> WHAT THE TASK ASKS
Write the number of lines holding the word "relative", and nothing else.

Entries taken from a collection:
------------------------------
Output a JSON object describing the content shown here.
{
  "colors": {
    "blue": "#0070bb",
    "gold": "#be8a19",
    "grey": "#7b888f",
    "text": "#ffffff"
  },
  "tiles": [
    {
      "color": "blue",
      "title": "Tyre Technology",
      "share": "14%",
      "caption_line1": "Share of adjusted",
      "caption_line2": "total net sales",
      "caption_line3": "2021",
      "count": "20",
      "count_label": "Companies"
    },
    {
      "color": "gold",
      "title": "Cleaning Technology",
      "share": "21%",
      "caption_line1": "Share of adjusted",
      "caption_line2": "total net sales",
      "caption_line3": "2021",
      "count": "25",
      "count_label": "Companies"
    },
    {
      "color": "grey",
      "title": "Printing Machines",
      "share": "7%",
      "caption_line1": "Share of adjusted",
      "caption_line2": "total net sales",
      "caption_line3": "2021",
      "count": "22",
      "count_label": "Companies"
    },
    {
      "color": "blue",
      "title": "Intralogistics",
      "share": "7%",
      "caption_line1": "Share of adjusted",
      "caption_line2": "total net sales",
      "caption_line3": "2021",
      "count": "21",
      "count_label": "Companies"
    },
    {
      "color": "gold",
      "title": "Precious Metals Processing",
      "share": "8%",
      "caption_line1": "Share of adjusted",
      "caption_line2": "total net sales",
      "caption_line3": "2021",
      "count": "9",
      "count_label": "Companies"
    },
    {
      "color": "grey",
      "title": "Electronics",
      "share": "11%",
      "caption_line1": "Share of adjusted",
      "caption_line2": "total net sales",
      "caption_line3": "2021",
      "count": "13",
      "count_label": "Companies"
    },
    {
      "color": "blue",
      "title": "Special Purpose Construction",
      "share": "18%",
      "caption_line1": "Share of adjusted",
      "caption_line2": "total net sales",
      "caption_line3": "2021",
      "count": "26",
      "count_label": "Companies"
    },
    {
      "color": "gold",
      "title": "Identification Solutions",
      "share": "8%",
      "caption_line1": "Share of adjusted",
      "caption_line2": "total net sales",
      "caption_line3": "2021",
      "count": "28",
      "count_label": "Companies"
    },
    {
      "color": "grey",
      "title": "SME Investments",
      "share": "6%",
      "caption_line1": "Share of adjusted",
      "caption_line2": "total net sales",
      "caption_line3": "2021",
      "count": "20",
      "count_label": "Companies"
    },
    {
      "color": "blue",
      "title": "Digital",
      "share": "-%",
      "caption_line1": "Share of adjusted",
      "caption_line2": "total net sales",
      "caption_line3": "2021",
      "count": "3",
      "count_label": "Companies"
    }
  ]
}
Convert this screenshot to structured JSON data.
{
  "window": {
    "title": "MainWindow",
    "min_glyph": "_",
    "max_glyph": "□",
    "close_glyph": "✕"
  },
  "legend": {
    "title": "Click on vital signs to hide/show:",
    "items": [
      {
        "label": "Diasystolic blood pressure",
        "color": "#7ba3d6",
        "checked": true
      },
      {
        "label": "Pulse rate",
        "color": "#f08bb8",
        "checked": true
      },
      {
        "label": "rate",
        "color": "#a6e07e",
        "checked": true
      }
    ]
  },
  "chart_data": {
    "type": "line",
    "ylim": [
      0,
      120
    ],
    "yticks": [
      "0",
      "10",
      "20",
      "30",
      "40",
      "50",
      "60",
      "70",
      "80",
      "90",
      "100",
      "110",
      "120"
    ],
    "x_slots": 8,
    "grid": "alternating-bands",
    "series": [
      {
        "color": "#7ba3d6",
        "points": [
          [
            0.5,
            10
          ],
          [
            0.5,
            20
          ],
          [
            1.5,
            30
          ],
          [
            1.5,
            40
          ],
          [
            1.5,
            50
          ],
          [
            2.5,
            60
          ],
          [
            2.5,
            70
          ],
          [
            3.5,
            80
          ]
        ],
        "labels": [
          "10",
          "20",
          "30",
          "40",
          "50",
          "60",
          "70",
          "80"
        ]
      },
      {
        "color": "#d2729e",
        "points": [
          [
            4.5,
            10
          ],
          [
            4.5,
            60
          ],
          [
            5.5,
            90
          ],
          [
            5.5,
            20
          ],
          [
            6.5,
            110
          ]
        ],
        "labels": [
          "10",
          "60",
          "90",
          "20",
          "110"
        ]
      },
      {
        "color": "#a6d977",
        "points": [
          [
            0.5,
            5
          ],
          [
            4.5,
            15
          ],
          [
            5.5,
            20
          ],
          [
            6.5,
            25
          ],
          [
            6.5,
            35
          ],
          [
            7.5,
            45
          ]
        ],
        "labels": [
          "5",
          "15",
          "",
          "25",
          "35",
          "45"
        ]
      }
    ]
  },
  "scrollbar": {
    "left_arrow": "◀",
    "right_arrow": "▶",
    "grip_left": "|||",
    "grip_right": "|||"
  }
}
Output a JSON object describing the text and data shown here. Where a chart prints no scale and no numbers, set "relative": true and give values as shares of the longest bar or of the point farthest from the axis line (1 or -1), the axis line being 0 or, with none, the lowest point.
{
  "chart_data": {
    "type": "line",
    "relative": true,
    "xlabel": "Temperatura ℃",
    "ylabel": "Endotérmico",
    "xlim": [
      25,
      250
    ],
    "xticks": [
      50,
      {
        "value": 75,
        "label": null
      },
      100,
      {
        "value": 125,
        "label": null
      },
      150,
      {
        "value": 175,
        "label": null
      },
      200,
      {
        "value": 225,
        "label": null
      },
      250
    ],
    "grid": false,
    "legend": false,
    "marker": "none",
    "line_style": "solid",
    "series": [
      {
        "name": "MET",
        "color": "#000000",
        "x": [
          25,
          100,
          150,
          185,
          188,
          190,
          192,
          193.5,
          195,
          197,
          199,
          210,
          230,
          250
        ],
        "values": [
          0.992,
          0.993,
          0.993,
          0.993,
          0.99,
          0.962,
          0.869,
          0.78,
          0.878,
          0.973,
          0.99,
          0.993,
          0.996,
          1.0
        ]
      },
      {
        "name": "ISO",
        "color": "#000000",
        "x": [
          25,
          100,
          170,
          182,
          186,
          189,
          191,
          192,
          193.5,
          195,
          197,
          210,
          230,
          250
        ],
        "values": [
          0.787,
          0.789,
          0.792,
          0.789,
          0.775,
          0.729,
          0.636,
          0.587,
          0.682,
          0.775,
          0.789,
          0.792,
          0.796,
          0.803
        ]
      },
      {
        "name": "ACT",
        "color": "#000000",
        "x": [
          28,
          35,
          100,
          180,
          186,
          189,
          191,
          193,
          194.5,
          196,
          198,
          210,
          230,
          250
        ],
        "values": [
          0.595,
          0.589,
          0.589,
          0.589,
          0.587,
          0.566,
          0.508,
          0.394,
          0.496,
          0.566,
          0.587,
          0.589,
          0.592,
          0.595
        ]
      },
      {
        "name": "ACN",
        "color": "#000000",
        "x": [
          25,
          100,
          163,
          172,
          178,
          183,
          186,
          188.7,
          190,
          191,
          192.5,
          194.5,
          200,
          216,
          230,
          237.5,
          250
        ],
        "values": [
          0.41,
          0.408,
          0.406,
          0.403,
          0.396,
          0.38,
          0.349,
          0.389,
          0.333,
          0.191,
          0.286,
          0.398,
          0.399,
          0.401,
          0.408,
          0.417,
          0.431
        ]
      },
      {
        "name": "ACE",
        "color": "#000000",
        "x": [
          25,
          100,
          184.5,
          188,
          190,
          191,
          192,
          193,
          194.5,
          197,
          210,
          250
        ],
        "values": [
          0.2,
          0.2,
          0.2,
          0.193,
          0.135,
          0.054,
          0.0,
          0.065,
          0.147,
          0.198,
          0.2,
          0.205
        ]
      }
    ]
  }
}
------------------------------
> RESULT OF THIS TASK
2